* Start Document segment *

If the neocons are out of power, why is Dick Cheney advising the Trump Admin and mentoring Pence, quoted as stating that he wants to model his Vice on Cheney's?

https://www.politico.com/story/2016/12/dick-cheney-trump-surrogate-232746

Cheney emerges as surprise Trump surrogate

The president-elect trashed his foreign policy during the campaign, but they've found common cause in Rex Tillerson.

By ELIANA JOHNSON

12/16/2016

During the campaign, Donald Trump trashed the hawkish foreign policy of the second Bush White House. But now, he and his team are relying on the man most closely identified with that regime — Dick Cheney — to help ensure that Rex Tillerson is confirmed next year as Trump's secretary of state....

...The former vice president is also in close contact with senior Trump aides. Cheney speaks frequently with the vice president-elect, Indiana Gov. Mike Pence, who himself serves as a liaison between the president-elect and Capitol Hill, and who has said he hopes to model his vice presidency on Cheney’s. ...

...It may also mark the beginning of a reconciliation of sorts between Trump and the establishment figures he positioned himself against during the campaign. In addition to Cheney, several prominent officials from both Bush administrations are publicly vouching for Tillerson, including former Secretary of State Condoleezza Rice, former Defense Secretary Robert Gates and former Secretary of State James Baker.

* End Document segment *

§ Exercise task a: Translate this sentence from the excerpt on Cheney and Trump into Spanish: "During the campaign, Donald Trump trashed the hawkish foreign policy of the second Bush White House."

* Start Available records *

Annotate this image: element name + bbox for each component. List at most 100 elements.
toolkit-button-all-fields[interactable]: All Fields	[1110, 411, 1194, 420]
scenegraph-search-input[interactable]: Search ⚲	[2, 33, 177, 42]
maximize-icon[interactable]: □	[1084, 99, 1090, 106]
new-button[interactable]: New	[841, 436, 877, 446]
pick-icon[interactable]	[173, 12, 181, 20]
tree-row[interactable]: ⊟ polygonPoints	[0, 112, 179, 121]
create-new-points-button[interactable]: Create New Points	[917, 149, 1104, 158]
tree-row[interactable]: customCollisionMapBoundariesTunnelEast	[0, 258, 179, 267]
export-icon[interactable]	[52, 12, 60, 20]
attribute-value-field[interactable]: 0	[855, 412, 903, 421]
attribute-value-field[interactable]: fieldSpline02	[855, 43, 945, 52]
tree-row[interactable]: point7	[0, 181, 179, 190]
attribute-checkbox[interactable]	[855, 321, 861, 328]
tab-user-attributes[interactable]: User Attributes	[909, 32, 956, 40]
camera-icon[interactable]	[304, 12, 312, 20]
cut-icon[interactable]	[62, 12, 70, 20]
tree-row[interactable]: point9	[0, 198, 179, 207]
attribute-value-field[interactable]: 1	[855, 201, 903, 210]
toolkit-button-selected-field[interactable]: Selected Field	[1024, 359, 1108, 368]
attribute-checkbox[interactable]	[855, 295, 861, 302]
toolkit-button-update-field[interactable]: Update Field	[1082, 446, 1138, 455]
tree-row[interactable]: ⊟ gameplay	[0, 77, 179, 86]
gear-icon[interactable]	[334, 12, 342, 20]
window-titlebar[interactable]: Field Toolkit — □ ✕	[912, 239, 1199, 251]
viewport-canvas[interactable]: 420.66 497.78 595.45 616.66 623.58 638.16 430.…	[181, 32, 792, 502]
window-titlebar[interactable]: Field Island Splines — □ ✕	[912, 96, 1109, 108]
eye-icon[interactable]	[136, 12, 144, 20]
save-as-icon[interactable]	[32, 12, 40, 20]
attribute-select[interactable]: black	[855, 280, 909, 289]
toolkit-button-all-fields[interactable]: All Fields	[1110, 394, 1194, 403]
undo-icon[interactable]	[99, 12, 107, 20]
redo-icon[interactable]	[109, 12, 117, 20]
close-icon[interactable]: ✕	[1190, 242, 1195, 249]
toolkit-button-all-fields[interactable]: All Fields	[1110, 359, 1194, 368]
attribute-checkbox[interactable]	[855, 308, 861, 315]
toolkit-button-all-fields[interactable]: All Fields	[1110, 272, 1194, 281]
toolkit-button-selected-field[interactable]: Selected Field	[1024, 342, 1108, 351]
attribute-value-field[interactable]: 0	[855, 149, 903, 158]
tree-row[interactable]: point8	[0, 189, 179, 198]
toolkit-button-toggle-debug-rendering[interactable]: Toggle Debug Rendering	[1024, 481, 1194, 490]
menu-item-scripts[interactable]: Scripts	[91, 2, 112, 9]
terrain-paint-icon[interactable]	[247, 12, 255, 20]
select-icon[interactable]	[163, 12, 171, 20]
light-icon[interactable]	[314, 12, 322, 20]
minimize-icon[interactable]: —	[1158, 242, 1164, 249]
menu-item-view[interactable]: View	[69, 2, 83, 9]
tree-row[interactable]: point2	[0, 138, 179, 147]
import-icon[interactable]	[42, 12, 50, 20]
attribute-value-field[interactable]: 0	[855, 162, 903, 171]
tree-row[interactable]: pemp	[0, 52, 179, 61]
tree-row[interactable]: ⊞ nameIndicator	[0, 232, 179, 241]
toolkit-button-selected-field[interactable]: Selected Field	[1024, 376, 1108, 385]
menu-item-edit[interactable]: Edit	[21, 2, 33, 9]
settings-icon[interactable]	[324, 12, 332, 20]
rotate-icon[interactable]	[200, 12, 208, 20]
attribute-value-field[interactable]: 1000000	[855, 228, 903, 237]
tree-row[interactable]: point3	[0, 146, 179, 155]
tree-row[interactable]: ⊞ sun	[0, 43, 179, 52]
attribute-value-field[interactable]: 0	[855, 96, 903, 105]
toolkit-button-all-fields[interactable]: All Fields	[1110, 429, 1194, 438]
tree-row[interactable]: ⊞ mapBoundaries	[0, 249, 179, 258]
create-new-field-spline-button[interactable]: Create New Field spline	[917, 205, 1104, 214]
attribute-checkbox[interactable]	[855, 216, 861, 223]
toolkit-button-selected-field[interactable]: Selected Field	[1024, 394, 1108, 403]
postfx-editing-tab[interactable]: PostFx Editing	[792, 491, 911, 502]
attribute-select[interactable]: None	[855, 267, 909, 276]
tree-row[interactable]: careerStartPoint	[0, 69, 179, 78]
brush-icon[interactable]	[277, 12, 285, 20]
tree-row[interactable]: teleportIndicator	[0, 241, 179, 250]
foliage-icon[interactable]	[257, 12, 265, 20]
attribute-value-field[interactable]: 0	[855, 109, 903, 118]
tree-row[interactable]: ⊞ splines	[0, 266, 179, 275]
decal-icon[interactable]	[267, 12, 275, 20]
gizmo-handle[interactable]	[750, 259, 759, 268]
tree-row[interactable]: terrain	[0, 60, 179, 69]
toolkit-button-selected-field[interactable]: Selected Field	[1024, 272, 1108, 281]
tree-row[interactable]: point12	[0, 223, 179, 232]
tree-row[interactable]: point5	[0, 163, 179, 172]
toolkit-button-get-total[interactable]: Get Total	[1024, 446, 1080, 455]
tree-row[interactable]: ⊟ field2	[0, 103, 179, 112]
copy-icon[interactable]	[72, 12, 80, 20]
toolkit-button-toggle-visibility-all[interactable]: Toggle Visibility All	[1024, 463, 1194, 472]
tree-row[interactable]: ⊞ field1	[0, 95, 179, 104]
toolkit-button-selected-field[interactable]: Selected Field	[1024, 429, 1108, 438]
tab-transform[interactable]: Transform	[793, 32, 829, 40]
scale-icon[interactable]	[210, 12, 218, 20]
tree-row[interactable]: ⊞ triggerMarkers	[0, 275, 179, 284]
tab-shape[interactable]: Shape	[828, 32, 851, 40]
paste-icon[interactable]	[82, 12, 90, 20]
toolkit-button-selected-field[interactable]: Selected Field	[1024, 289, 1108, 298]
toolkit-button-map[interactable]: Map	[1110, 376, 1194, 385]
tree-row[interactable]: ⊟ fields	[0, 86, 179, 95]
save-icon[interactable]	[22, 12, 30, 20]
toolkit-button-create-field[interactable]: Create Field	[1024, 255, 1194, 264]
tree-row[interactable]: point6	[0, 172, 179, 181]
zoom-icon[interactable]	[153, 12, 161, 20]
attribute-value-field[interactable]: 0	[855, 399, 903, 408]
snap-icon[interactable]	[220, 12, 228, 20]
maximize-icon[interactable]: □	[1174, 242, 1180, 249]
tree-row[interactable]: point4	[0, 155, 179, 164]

* End Available records *

§ Exercise task b: Collect each line of the records that contains the string "checkbox".

§ Task answer a: Durante la campaña, Donald Trump arremetió contra la política exterior belicista de la segunda Casa Blanca de Bush.

§ Task answer b:
attribute-checkbox[interactable]	[855, 321, 861, 328]
attribute-checkbox[interactable]	[855, 295, 861, 302]
attribute-checkbox[interactable]	[855, 308, 861, 315]
attribute-checkbox[interactable]	[855, 216, 861, 223]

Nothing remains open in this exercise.